### SHORT PROBLEM
Retype all the entries word for word, but omit the pictures.

Start MATERIAL PROVIDED

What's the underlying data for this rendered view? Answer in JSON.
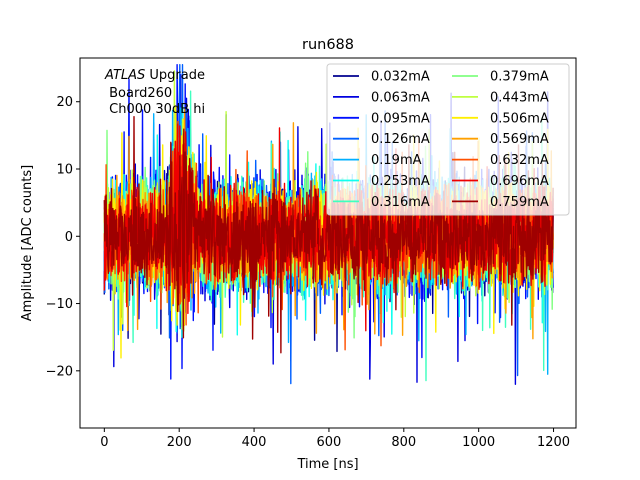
{
  "chart_data": {
    "type": "line",
    "title": "run688",
    "xlabel": "Time [ns]",
    "ylabel": "Amplitude [ADC counts]",
    "xlim": [
      -65,
      1260
    ],
    "ylim": [
      -28.5,
      26.5
    ],
    "xticks": [
      0,
      200,
      400,
      600,
      800,
      1000,
      1200
    ],
    "yticks": [
      -20,
      -10,
      0,
      10,
      20
    ],
    "grid": false,
    "legend_position": "upper right",
    "legend_columns": 2,
    "annotation": {
      "italic": "ATLAS",
      "rest": " Upgrade",
      "line2": " Board260",
      "line3": " Ch000 30dB hi"
    },
    "x_range": [
      0,
      1200
    ],
    "series": [
      {
        "name": "0.032mA",
        "color": "#00008f",
        "amplitude": 10,
        "peak": 20
      },
      {
        "name": "0.063mA",
        "color": "#0000df",
        "amplitude": 12,
        "peak": 23
      },
      {
        "name": "0.095mA",
        "color": "#0010ff",
        "amplitude": 12,
        "peak": 22
      },
      {
        "name": "0.126mA",
        "color": "#0060ff",
        "amplitude": 11,
        "peak": 20
      },
      {
        "name": "0.19mA",
        "color": "#00b0ff",
        "amplitude": 11,
        "peak": 18
      },
      {
        "name": "0.253mA",
        "color": "#10ffef",
        "amplitude": 11,
        "peak": 16
      },
      {
        "name": "0.316mA",
        "color": "#40ffbf",
        "amplitude": 11,
        "peak": 15
      },
      {
        "name": "0.379mA",
        "color": "#80ff80",
        "amplitude": 10,
        "peak": 15
      },
      {
        "name": "0.443mA",
        "color": "#bfff40",
        "amplitude": 10,
        "peak": 15
      },
      {
        "name": "0.506mA",
        "color": "#ffef00",
        "amplitude": 10,
        "peak": 16
      },
      {
        "name": "0.569mA",
        "color": "#ffa000",
        "amplitude": 9,
        "peak": 16
      },
      {
        "name": "0.632mA",
        "color": "#ff5000",
        "amplitude": 9,
        "peak": 16
      },
      {
        "name": "0.696mA",
        "color": "#ef0000",
        "amplitude": 9,
        "peak": 16
      },
      {
        "name": "0.759mA",
        "color": "#9f0000",
        "amplitude": 9,
        "peak": 16
      }
    ]
  }
}
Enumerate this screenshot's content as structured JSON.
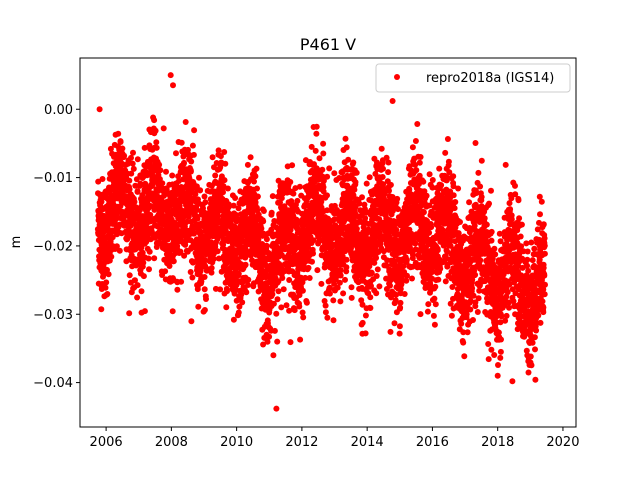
{
  "chart_data": {
    "type": "scatter",
    "title": "P461 V",
    "xlabel": "",
    "ylabel": "m",
    "xlim": [
      2005.2,
      2020.4
    ],
    "ylim": [
      -0.0465,
      0.0075
    ],
    "x_ticks": [
      2006,
      2008,
      2010,
      2012,
      2014,
      2016,
      2018,
      2020
    ],
    "x_tick_labels": [
      "2006",
      "2008",
      "2010",
      "2012",
      "2014",
      "2016",
      "2018",
      "2020"
    ],
    "y_ticks": [
      0.0,
      -0.01,
      -0.02,
      -0.03,
      -0.04
    ],
    "y_tick_labels": [
      "0.00",
      "−0.01",
      "−0.02",
      "−0.03",
      "−0.04"
    ],
    "grid": false,
    "legend_position": "top-right",
    "series": [
      {
        "name": "repro2018a (IGS14)",
        "color": "#ff0000",
        "marker": "circle",
        "x_range": [
          2005.75,
          2019.45
        ],
        "trend": [
          {
            "x": 2006.0,
            "y": -0.015
          },
          {
            "x": 2008.0,
            "y": -0.015
          },
          {
            "x": 2010.0,
            "y": -0.019
          },
          {
            "x": 2011.3,
            "y": -0.022
          },
          {
            "x": 2012.0,
            "y": -0.017
          },
          {
            "x": 2014.0,
            "y": -0.019
          },
          {
            "x": 2016.0,
            "y": -0.017
          },
          {
            "x": 2017.0,
            "y": -0.022
          },
          {
            "x": 2018.0,
            "y": -0.024
          },
          {
            "x": 2019.45,
            "y": -0.026
          }
        ],
        "notable_points": [
          {
            "x": 2005.8,
            "y": 0.0
          },
          {
            "x": 2007.98,
            "y": 0.005
          },
          {
            "x": 2008.05,
            "y": 0.0035
          },
          {
            "x": 2014.78,
            "y": 0.0012
          },
          {
            "x": 2011.22,
            "y": -0.0438
          },
          {
            "x": 2018.45,
            "y": -0.0398
          },
          {
            "x": 2018.0,
            "y": -0.039
          }
        ]
      }
    ]
  }
}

End MATERIAL PROVIDED

### WRITTEN RESPONSE
What's the underlying data for this rendered view? Answer in JSON.
{
  "chart_data": {
    "type": "line",
    "title": "run688",
    "xlabel": "Time [ns]",
    "ylabel": "Amplitude [ADC counts]",
    "xlim": [
      -65,
      1260
    ],
    "ylim": [
      -28.5,
      26.5
    ],
    "xticks": [
      0,
      200,
      400,
      600,
      800,
      1000,
      1200
    ],
    "yticks": [
      -20,
      -10,
      0,
      10,
      20
    ],
    "grid": false,
    "legend_position": "upper right",
    "legend_columns": 2,
    "annotation": {
      "italic": "ATLAS",
      "rest": " Upgrade",
      "line2": " Board260",
      "line3": " Ch000 30dB hi"
    },
    "x_range": [
      0,
      1200
    ],
    "series": [
      {
        "name": "0.032mA",
        "color": "#00008f",
        "amplitude": 10,
        "peak": 20
      },
      {
        "name": "0.063mA",
        "color": "#0000df",
        "amplitude": 12,
        "peak": 23
      },
      {
        "name": "0.095mA",
        "color": "#0010ff",
        "amplitude": 12,
        "peak": 22
      },
      {
        "name": "0.126mA",
        "color": "#0060ff",
        "amplitude": 11,
        "peak": 20
      },
      {
        "name": "0.19mA",
        "color": "#00b0ff",
        "amplitude": 11,
        "peak": 18
      },
      {
        "name": "0.253mA",
        "color": "#10ffef",
        "amplitude": 11,
        "peak": 16
      },
      {
        "name": "0.316mA",
        "color": "#40ffbf",
        "amplitude": 11,
        "peak": 15
      },
      {
        "name": "0.379mA",
        "color": "#80ff80",
        "amplitude": 10,
        "peak": 15
      },
      {
        "name": "0.443mA",
        "color": "#bfff40",
        "amplitude": 10,
        "peak": 15
      },
      {
        "name": "0.506mA",
        "color": "#ffef00",
        "amplitude": 10,
        "peak": 16
      },
      {
        "name": "0.569mA",
        "color": "#ffa000",
        "amplitude": 9,
        "peak": 16
      },
      {
        "name": "0.632mA",
        "color": "#ff5000",
        "amplitude": 9,
        "peak": 16
      },
      {
        "name": "0.696mA",
        "color": "#ef0000",
        "amplitude": 9,
        "peak": 16
      },
      {
        "name": "0.759mA",
        "color": "#9f0000",
        "amplitude": 9,
        "peak": 16
      }
    ]
  }
}
Enumerate this screenshot's content as structured JSON.
{
  "chart_data": {
    "type": "scatter",
    "title": "P461 V",
    "xlabel": "",
    "ylabel": "m",
    "xlim": [
      2005.2,
      2020.4
    ],
    "ylim": [
      -0.0465,
      0.0075
    ],
    "x_ticks": [
      2006,
      2008,
      2010,
      2012,
      2014,
      2016,
      2018,
      2020
    ],
    "x_tick_labels": [
      "2006",
      "2008",
      "2010",
      "2012",
      "2014",
      "2016",
      "2018",
      "2020"
    ],
    "y_ticks": [
      0.0,
      -0.01,
      -0.02,
      -0.03,
      -0.04
    ],
    "y_tick_labels": [
      "0.00",
      "−0.01",
      "−0.02",
      "−0.03",
      "−0.04"
    ],
    "grid": false,
    "legend_position": "top-right",
    "series": [
      {
        "name": "repro2018a (IGS14)",
        "color": "#ff0000",
        "marker": "circle",
        "x_range": [
          2005.75,
          2019.45
        ],
        "trend": [
          {
            "x": 2006.0,
            "y": -0.015
          },
          {
            "x": 2008.0,
            "y": -0.015
          },
          {
            "x": 2010.0,
            "y": -0.019
          },
          {
            "x": 2011.3,
            "y": -0.022
          },
          {
            "x": 2012.0,
            "y": -0.017
          },
          {
            "x": 2014.0,
            "y": -0.019
          },
          {
            "x": 2016.0,
            "y": -0.017
          },
          {
            "x": 2017.0,
            "y": -0.022
          },
          {
            "x": 2018.0,
            "y": -0.024
          },
          {
            "x": 2019.45,
            "y": -0.026
          }
        ],
        "notable_points": [
          {
            "x": 2005.8,
            "y": 0.0
          },
          {
            "x": 2007.98,
            "y": 0.005
          },
          {
            "x": 2008.05,
            "y": 0.0035
          },
          {
            "x": 2014.78,
            "y": 0.0012
          },
          {
            "x": 2011.22,
            "y": -0.0438
          },
          {
            "x": 2018.45,
            "y": -0.0398
          },
          {
            "x": 2018.0,
            "y": -0.039
          }
        ]
      }
    ]
  }
}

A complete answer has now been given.